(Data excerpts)
┌────────
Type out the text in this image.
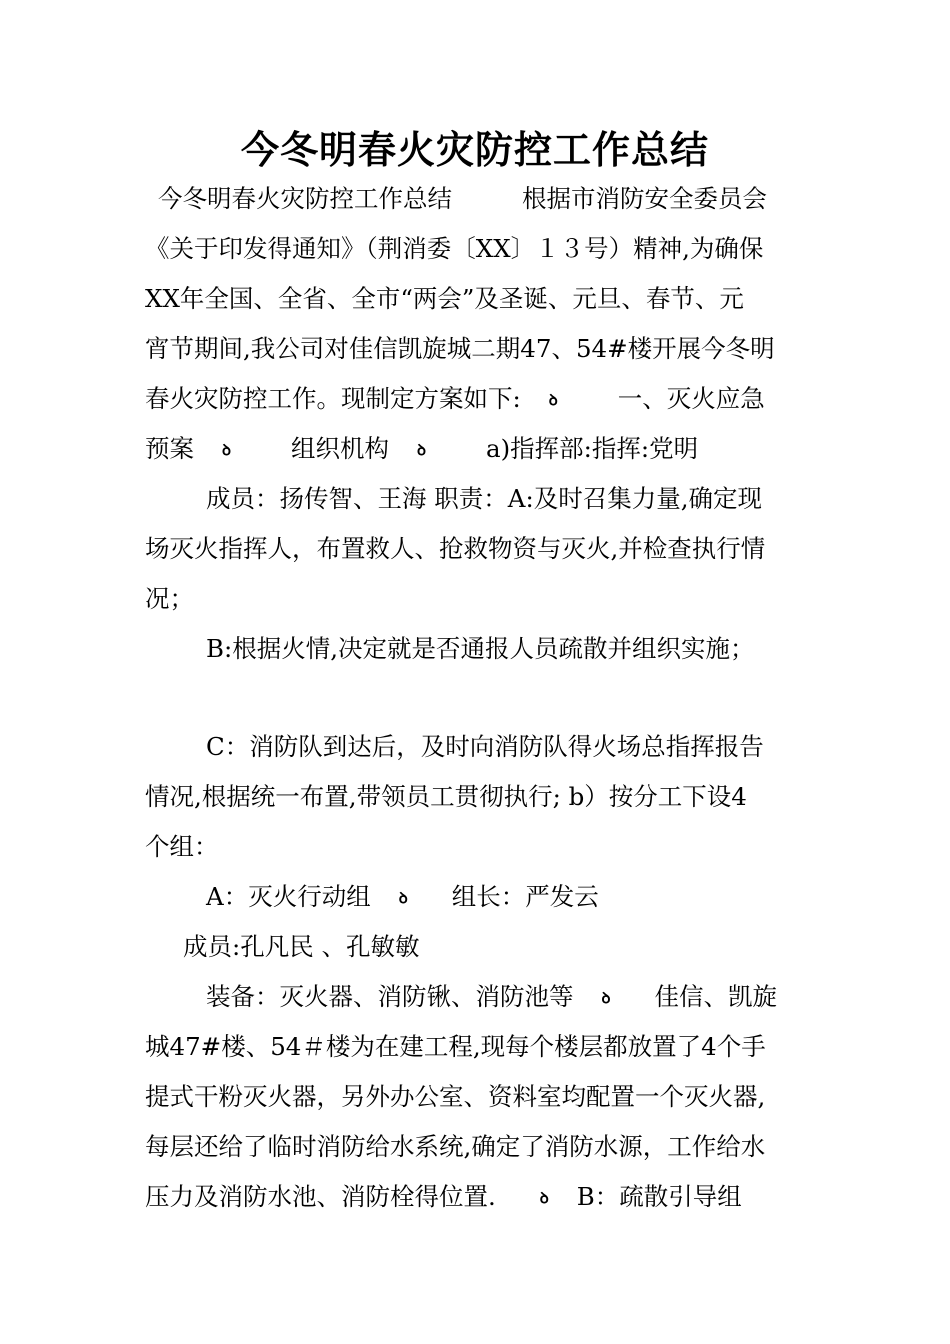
今冬明春火灾防控工作总结
今冬明春火灾防控工作总结	根据市消防安全委员会
《关于印发得通知》（荆消委〔XX〕１３号）精神,为确保
XX年全国、全省、全市“两会”及圣诞、元旦、春节、元
宵节期间,我公司对佳信凯旋城二期47、54#楼开展今冬明
春火灾防控工作。现制定方案如下: ꝺ 一、灭火应急
预案 ꝺ 组织机构 ꝺ a)指挥部:指挥:党明
成员：扬传智、王海 职责：A:及时召集力量,确定现
场灭火指挥人，布置救人、抢救物资与灭火,并检查执行情
况；
B:根据火情,决定就是否通报人员疏散并组织实施；
C：消防队到达后，及时向消防队得火场总指挥报告
情况,根据统一布置,带领员工贯彻执行; b）按分工下设4
个组：
A：灭火行动组 ꝺ 组长：严发云
成员:孔凡民 、孔敏敏
装备：灭火器、消防锹、消防池等 ꝺ 佳信、凯旋
城47#楼、54＃楼为在建工程,现每个楼层都放置了4个手
提式干粉灭火器，另外办公室、资料室均配置一个灭火器,
每层还给了临时消防给水系统,确定了消防水源，工作给水
压力及消防水池、消防栓得位置.	ꝺ B：疏散引导组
└────────
■ **Challenge**:
Set down every entry word for word, but omit the pictures.

■ **Response**:
Type out the text in this image.
今冬明春火灾防控工作总结
今冬明春火灾防控工作总结	根据市消防安全委员会
《关于印发得通知》（荆消委〔XX〕１３号）精神,为确保
XX年全国、全省、全市“两会”及圣诞、元旦、春节、元
宵节期间,我公司对佳信凯旋城二期47、54#楼开展今冬明
春火灾防控工作。现制定方案如下: ꝺ 一、灭火应急
预案 ꝺ 组织机构 ꝺ a)指挥部:指挥:党明
成员：扬传智、王海 职责：A:及时召集力量,确定现
场灭火指挥人，布置救人、抢救物资与灭火,并检查执行情
况；
B:根据火情,决定就是否通报人员疏散并组织实施；
C：消防队到达后，及时向消防队得火场总指挥报告
情况,根据统一布置,带领员工贯彻执行; b）按分工下设4
个组：
A：灭火行动组 ꝺ 组长：严发云
成员:孔凡民 、孔敏敏
装备：灭火器、消防锹、消防池等 ꝺ 佳信、凯旋
城47#楼、54＃楼为在建工程,现每个楼层都放置了4个手
提式干粉灭火器，另外办公室、资料室均配置一个灭火器,
每层还给了临时消防给水系统,确定了消防水源，工作给水
压力及消防水池、消防栓得位置.	ꝺ B：疏散引导组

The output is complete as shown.